— start —

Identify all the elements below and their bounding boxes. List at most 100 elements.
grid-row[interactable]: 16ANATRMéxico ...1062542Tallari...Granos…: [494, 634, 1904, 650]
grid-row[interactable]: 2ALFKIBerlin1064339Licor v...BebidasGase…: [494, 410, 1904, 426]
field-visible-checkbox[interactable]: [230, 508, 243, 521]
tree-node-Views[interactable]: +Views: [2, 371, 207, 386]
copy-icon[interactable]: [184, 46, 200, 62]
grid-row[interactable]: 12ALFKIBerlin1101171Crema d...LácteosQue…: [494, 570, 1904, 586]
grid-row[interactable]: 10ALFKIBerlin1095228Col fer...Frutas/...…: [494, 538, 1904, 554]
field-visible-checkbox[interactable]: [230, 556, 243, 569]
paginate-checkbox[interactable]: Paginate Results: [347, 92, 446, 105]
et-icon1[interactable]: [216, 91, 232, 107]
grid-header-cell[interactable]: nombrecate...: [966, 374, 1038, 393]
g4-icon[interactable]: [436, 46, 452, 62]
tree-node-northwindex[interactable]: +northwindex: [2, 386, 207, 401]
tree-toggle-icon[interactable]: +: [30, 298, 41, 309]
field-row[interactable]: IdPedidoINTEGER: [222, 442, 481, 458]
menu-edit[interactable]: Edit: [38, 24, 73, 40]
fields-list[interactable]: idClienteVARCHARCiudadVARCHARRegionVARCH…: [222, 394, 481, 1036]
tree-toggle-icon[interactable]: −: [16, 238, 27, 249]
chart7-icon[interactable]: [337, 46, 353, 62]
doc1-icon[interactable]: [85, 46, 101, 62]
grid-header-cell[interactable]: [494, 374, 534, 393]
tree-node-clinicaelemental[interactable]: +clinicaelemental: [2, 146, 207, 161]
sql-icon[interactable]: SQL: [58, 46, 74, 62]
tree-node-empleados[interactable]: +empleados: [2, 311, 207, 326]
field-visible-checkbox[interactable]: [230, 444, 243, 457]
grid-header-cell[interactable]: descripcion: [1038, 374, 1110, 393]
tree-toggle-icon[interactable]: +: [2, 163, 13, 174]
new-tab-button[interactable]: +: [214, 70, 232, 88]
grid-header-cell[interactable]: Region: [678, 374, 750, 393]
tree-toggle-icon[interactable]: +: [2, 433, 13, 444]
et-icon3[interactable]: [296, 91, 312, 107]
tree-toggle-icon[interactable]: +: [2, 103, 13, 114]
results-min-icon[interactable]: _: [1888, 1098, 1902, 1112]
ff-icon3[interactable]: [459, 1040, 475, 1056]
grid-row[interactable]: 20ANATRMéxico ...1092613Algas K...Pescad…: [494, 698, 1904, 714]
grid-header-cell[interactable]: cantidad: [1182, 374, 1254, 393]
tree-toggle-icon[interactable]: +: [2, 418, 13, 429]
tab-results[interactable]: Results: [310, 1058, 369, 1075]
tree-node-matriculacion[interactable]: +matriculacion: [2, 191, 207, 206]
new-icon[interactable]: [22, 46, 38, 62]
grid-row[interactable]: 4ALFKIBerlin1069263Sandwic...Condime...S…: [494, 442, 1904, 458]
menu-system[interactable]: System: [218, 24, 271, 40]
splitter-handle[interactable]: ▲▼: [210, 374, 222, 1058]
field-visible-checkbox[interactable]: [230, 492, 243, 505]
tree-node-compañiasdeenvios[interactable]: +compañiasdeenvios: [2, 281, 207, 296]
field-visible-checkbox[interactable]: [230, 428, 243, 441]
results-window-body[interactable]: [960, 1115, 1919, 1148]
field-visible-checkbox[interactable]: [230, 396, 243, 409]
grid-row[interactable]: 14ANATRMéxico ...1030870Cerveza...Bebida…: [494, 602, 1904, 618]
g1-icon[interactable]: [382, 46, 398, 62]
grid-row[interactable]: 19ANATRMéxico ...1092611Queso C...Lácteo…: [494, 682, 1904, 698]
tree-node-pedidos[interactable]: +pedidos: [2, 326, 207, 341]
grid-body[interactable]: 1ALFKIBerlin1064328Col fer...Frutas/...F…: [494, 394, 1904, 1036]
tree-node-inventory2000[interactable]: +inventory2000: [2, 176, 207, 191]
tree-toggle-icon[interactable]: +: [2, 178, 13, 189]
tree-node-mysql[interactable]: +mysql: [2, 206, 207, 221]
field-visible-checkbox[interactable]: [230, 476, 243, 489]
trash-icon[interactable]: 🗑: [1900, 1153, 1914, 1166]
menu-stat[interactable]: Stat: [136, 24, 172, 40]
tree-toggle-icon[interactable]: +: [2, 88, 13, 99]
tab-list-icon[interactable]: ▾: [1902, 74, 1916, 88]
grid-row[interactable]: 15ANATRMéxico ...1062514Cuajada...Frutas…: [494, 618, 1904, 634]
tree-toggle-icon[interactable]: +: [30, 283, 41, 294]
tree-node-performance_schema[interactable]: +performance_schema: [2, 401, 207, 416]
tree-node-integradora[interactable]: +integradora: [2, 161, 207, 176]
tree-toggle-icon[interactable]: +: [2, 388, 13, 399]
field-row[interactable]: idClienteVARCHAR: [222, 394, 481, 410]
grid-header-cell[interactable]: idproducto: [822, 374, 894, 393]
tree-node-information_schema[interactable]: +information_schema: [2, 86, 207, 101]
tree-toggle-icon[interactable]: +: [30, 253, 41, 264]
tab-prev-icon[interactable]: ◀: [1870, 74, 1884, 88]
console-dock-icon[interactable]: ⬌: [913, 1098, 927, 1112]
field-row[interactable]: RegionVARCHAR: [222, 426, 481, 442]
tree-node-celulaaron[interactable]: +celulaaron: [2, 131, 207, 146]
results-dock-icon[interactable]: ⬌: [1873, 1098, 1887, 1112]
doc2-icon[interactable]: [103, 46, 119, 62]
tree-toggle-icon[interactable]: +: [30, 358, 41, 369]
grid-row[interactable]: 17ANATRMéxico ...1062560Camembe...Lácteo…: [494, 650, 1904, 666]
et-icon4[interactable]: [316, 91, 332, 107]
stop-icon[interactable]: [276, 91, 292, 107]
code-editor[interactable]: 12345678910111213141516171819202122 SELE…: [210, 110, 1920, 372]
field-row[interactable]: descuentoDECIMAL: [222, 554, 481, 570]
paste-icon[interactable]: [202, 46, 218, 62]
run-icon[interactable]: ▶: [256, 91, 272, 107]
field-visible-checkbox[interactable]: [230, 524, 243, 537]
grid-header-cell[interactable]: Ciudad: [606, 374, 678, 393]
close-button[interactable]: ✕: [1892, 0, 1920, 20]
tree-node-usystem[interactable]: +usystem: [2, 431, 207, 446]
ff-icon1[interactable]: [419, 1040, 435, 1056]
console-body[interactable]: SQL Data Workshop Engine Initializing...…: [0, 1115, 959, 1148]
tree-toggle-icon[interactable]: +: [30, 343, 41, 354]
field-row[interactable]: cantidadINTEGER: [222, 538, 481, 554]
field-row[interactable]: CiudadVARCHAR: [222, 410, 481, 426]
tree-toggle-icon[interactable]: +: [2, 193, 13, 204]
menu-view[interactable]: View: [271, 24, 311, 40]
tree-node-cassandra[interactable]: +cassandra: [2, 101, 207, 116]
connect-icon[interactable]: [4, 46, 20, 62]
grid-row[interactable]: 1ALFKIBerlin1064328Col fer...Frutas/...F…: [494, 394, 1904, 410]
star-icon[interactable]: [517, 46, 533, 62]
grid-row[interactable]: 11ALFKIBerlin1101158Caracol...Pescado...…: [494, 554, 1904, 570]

— end —

Copy every line of the records above word for word, keeping their original order.

In response:
Identify all the elements below and their bounding boxes. List at most 100 elements.
grid-row[interactable]: 16ANATRMéxico ...1062542Tallari...Granos…: [494, 634, 1904, 650]
grid-row[interactable]: 2ALFKIBerlin1064339Licor v...BebidasGase…: [494, 410, 1904, 426]
field-visible-checkbox[interactable]: [230, 508, 243, 521]
tree-node-Views[interactable]: +Views: [2, 371, 207, 386]
copy-icon[interactable]: [184, 46, 200, 62]
grid-row[interactable]: 12ALFKIBerlin1101171Crema d...LácteosQue…: [494, 570, 1904, 586]
grid-row[interactable]: 10ALFKIBerlin1095228Col fer...Frutas/...…: [494, 538, 1904, 554]
field-visible-checkbox[interactable]: [230, 556, 243, 569]
paginate-checkbox[interactable]: Paginate Results: [347, 92, 446, 105]
et-icon1[interactable]: [216, 91, 232, 107]
grid-header-cell[interactable]: nombrecate...: [966, 374, 1038, 393]
g4-icon[interactable]: [436, 46, 452, 62]
tree-node-northwindex[interactable]: +northwindex: [2, 386, 207, 401]
tree-toggle-icon[interactable]: +: [30, 298, 41, 309]
field-row[interactable]: IdPedidoINTEGER: [222, 442, 481, 458]
menu-edit[interactable]: Edit: [38, 24, 73, 40]
fields-list[interactable]: idClienteVARCHARCiudadVARCHARRegionVARCH…: [222, 394, 481, 1036]
tree-toggle-icon[interactable]: −: [16, 238, 27, 249]
chart7-icon[interactable]: [337, 46, 353, 62]
doc1-icon[interactable]: [85, 46, 101, 62]
grid-header-cell[interactable]: [494, 374, 534, 393]
tree-node-clinicaelemental[interactable]: +clinicaelemental: [2, 146, 207, 161]
sql-icon[interactable]: SQL: [58, 46, 74, 62]
tree-node-empleados[interactable]: +empleados: [2, 311, 207, 326]
field-visible-checkbox[interactable]: [230, 444, 243, 457]
grid-header-cell[interactable]: descripcion: [1038, 374, 1110, 393]
tree-toggle-icon[interactable]: +: [2, 163, 13, 174]
new-tab-button[interactable]: +: [214, 70, 232, 88]
grid-header-cell[interactable]: Region: [678, 374, 750, 393]
tree-toggle-icon[interactable]: +: [2, 433, 13, 444]
et-icon3[interactable]: [296, 91, 312, 107]
tree-toggle-icon[interactable]: +: [2, 103, 13, 114]
results-min-icon[interactable]: _: [1888, 1098, 1902, 1112]
ff-icon3[interactable]: [459, 1040, 475, 1056]
grid-row[interactable]: 20ANATRMéxico ...1092613Algas K...Pescad…: [494, 698, 1904, 714]
grid-header-cell[interactable]: cantidad: [1182, 374, 1254, 393]
tree-toggle-icon[interactable]: +: [2, 418, 13, 429]
tab-results[interactable]: Results: [310, 1058, 369, 1075]
tree-node-matriculacion[interactable]: +matriculacion: [2, 191, 207, 206]
new-icon[interactable]: [22, 46, 38, 62]
grid-row[interactable]: 4ALFKIBerlin1069263Sandwic...Condime...S…: [494, 442, 1904, 458]
menu-system[interactable]: System: [218, 24, 271, 40]
splitter-handle[interactable]: ▲▼: [210, 374, 222, 1058]
field-visible-checkbox[interactable]: [230, 492, 243, 505]
tree-node-compañiasdeenvios[interactable]: +compañiasdeenvios: [2, 281, 207, 296]
field-visible-checkbox[interactable]: [230, 428, 243, 441]
results-window-body[interactable]: [960, 1115, 1919, 1148]
field-visible-checkbox[interactable]: [230, 396, 243, 409]
grid-row[interactable]: 14ANATRMéxico ...1030870Cerveza...Bebida…: [494, 602, 1904, 618]
g1-icon[interactable]: [382, 46, 398, 62]
grid-row[interactable]: 19ANATRMéxico ...1092611Queso C...Lácteo…: [494, 682, 1904, 698]
tree-node-pedidos[interactable]: +pedidos: [2, 326, 207, 341]
grid-body[interactable]: 1ALFKIBerlin1064328Col fer...Frutas/...F…: [494, 394, 1904, 1036]
tree-node-inventory2000[interactable]: +inventory2000: [2, 176, 207, 191]
tree-toggle-icon[interactable]: +: [2, 178, 13, 189]
tree-node-mysql[interactable]: +mysql: [2, 206, 207, 221]
field-visible-checkbox[interactable]: [230, 476, 243, 489]
trash-icon[interactable]: 🗑: [1900, 1153, 1914, 1166]
menu-stat[interactable]: Stat: [136, 24, 172, 40]
tree-toggle-icon[interactable]: +: [2, 88, 13, 99]
tab-list-icon[interactable]: ▾: [1902, 74, 1916, 88]
grid-row[interactable]: 15ANATRMéxico ...1062514Cuajada...Frutas…: [494, 618, 1904, 634]
tree-toggle-icon[interactable]: +: [30, 283, 41, 294]
tree-node-performance_schema[interactable]: +performance_schema: [2, 401, 207, 416]
tree-node-integradora[interactable]: +integradora: [2, 161, 207, 176]
tree-toggle-icon[interactable]: +: [2, 388, 13, 399]
field-row[interactable]: idClienteVARCHAR: [222, 394, 481, 410]
grid-header-cell[interactable]: idproducto: [822, 374, 894, 393]
tree-node-information_schema[interactable]: +information_schema: [2, 86, 207, 101]
tree-toggle-icon[interactable]: +: [30, 253, 41, 264]
tab-prev-icon[interactable]: ◀: [1870, 74, 1884, 88]
console-dock-icon[interactable]: ⬌: [913, 1098, 927, 1112]
field-row[interactable]: RegionVARCHAR: [222, 426, 481, 442]
tree-node-celulaaron[interactable]: +celulaaron: [2, 131, 207, 146]
results-dock-icon[interactable]: ⬌: [1873, 1098, 1887, 1112]
doc2-icon[interactable]: [103, 46, 119, 62]
tree-toggle-icon[interactable]: +: [30, 358, 41, 369]
grid-row[interactable]: 17ANATRMéxico ...1062560Camembe...Lácteo…: [494, 650, 1904, 666]
et-icon4[interactable]: [316, 91, 332, 107]
stop-icon[interactable]: [276, 91, 292, 107]
code-editor[interactable]: 12345678910111213141516171819202122 SELE…: [210, 110, 1920, 372]
field-row[interactable]: descuentoDECIMAL: [222, 554, 481, 570]
paste-icon[interactable]: [202, 46, 218, 62]
run-icon[interactable]: ▶: [256, 91, 272, 107]
field-visible-checkbox[interactable]: [230, 524, 243, 537]
grid-header-cell[interactable]: Ciudad: [606, 374, 678, 393]
close-button[interactable]: ✕: [1892, 0, 1920, 20]
tree-node-usystem[interactable]: +usystem: [2, 431, 207, 446]
ff-icon1[interactable]: [419, 1040, 435, 1056]
console-body[interactable]: SQL Data Workshop Engine Initializing...…: [0, 1115, 959, 1148]
tree-toggle-icon[interactable]: +: [30, 343, 41, 354]
field-row[interactable]: cantidadINTEGER: [222, 538, 481, 554]
field-row[interactable]: CiudadVARCHAR: [222, 410, 481, 426]
tree-toggle-icon[interactable]: +: [2, 193, 13, 204]
menu-view[interactable]: View: [271, 24, 311, 40]
tree-node-cassandra[interactable]: +cassandra: [2, 101, 207, 116]
connect-icon[interactable]: [4, 46, 20, 62]
grid-row[interactable]: 1ALFKIBerlin1064328Col fer...Frutas/...F…: [494, 394, 1904, 410]
star-icon[interactable]: [517, 46, 533, 62]
grid-row[interactable]: 11ALFKIBerlin1101158Caracol...Pescado...…: [494, 554, 1904, 570]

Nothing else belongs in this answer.